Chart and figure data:
○ ○ ○ ○ ○ ○ ○

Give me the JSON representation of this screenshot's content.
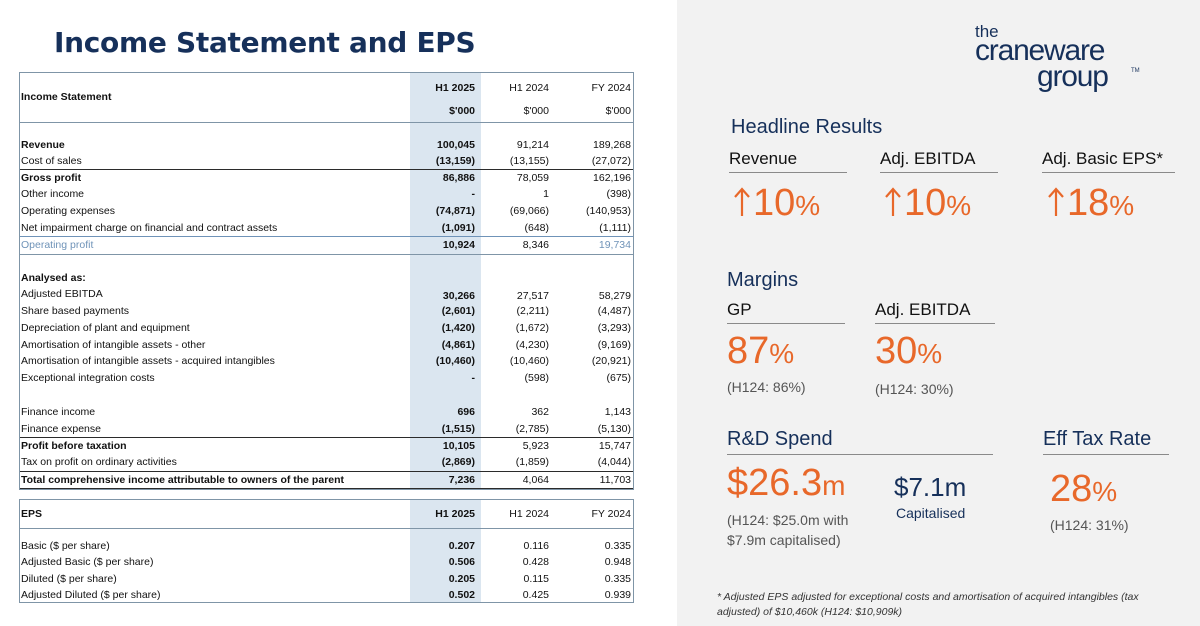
{
  "title": "Income Statement and EPS",
  "colors": {
    "navy": "#16305a",
    "orange": "#e8682a",
    "highlight": "#dbe6f0"
  },
  "income": {
    "header": {
      "label": "Income Statement",
      "c1": "H1 2025",
      "c2": "H1 2024",
      "c3": "FY 2024",
      "u1": "$'000",
      "u2": "$'000",
      "u3": "$'000"
    },
    "rows": [
      {
        "label": "Revenue",
        "c1": "100,045",
        "c2": "91,214",
        "c3": "189,268"
      },
      {
        "label": "Cost of sales",
        "c1": "(13,159)",
        "c2": "(13,155)",
        "c3": "(27,072)"
      },
      {
        "label": "Gross profit",
        "c1": "86,886",
        "c2": "78,059",
        "c3": "162,196"
      },
      {
        "label": "Other income",
        "c1": "-",
        "c2": "1",
        "c3": "(398)"
      },
      {
        "label": "Operating expenses",
        "c1": "(74,871)",
        "c2": "(69,066)",
        "c3": "(140,953)"
      },
      {
        "label": "Net impairment charge on financial and contract assets",
        "c1": "(1,091)",
        "c2": "(648)",
        "c3": "(1,111)"
      },
      {
        "label": "Operating profit",
        "c1": "10,924",
        "c2": "8,346",
        "c3": "19,734"
      },
      {
        "label": "Analysed as:",
        "c1": "",
        "c2": "",
        "c3": ""
      },
      {
        "label": "Adjusted EBITDA",
        "c1": "30,266",
        "c2": "27,517",
        "c3": "58,279"
      },
      {
        "label": "Share based payments",
        "c1": "(2,601)",
        "c2": "(2,211)",
        "c3": "(4,487)"
      },
      {
        "label": "Depreciation of plant and equipment",
        "c1": "(1,420)",
        "c2": "(1,672)",
        "c3": "(3,293)"
      },
      {
        "label": "Amortisation of intangible assets - other",
        "c1": "(4,861)",
        "c2": "(4,230)",
        "c3": "(9,169)"
      },
      {
        "label": "Amortisation of intangible assets - acquired intangibles",
        "c1": "(10,460)",
        "c2": "(10,460)",
        "c3": "(20,921)"
      },
      {
        "label": "Exceptional integration costs",
        "c1": "-",
        "c2": "(598)",
        "c3": "(675)"
      },
      {
        "label": "Finance income",
        "c1": "696",
        "c2": "362",
        "c3": "1,143"
      },
      {
        "label": "Finance expense",
        "c1": "(1,515)",
        "c2": "(2,785)",
        "c3": "(5,130)"
      },
      {
        "label": "Profit before taxation",
        "c1": "10,105",
        "c2": "5,923",
        "c3": "15,747"
      },
      {
        "label": "Tax on profit on ordinary activities",
        "c1": "(2,869)",
        "c2": "(1,859)",
        "c3": "(4,044)"
      },
      {
        "label": "Total comprehensive income attributable to owners of the parent",
        "c1": "7,236",
        "c2": "4,064",
        "c3": "11,703"
      }
    ]
  },
  "eps": {
    "header": {
      "label": "EPS",
      "c1": "H1 2025",
      "c2": "H1 2024",
      "c3": "FY 2024"
    },
    "rows": [
      {
        "label": "Basic ($ per share)",
        "c1": "0.207",
        "c2": "0.116",
        "c3": "0.335"
      },
      {
        "label": "Adjusted Basic ($ per share)",
        "c1": "0.506",
        "c2": "0.428",
        "c3": "0.948"
      },
      {
        "label": "Diluted ($ per share)",
        "c1": "0.205",
        "c2": "0.115",
        "c3": "0.335"
      },
      {
        "label": "Adjusted Diluted ($ per share)",
        "c1": "0.502",
        "c2": "0.425",
        "c3": "0.939"
      }
    ]
  },
  "logo": {
    "the": "the",
    "crane": "craneware",
    "group": "group",
    "tm": "TM"
  },
  "headline": {
    "title": "Headline Results",
    "revenue": {
      "label": "Revenue",
      "value": "10",
      "pct": "%"
    },
    "ebitda": {
      "label": "Adj. EBITDA",
      "value": "10",
      "pct": "%"
    },
    "eps": {
      "label": "Adj. Basic EPS*",
      "value": "18",
      "pct": "%"
    }
  },
  "margins": {
    "title": "Margins",
    "gp": {
      "label": "GP",
      "value": "87",
      "pct": "%",
      "prior": "(H124: 86%)"
    },
    "ebitda": {
      "label": "Adj. EBITDA",
      "value": "30",
      "pct": "%",
      "prior": "(H124: 30%)"
    }
  },
  "rnd": {
    "title": "R&D Spend",
    "value": "$26.3",
    "unit": "m",
    "prior_line1": "(H124: $25.0m with",
    "prior_line2": "$7.9m capitalised)",
    "capitalised_value": "$7.1m",
    "capitalised_label": "Capitalised"
  },
  "tax": {
    "title": "Eff Tax Rate",
    "value": "28",
    "pct": "%",
    "prior": "(H124: 31%)"
  },
  "footnote_line1": "* Adjusted EPS adjusted for exceptional costs and amortisation of acquired intangibles (tax",
  "footnote_line2": "adjusted) of $10,460k (H124: $10,909k)"
}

○ ○ ○ ○ ○ ○ ○

Where a line contains the string "assets", extract that line.

_Task response_
        "label": "Net impairment charge on financial and contract assets",
        "label": "Amortisation of intangible assets - other",
        "label": "Amortisation of intangible assets - acquired intangibles",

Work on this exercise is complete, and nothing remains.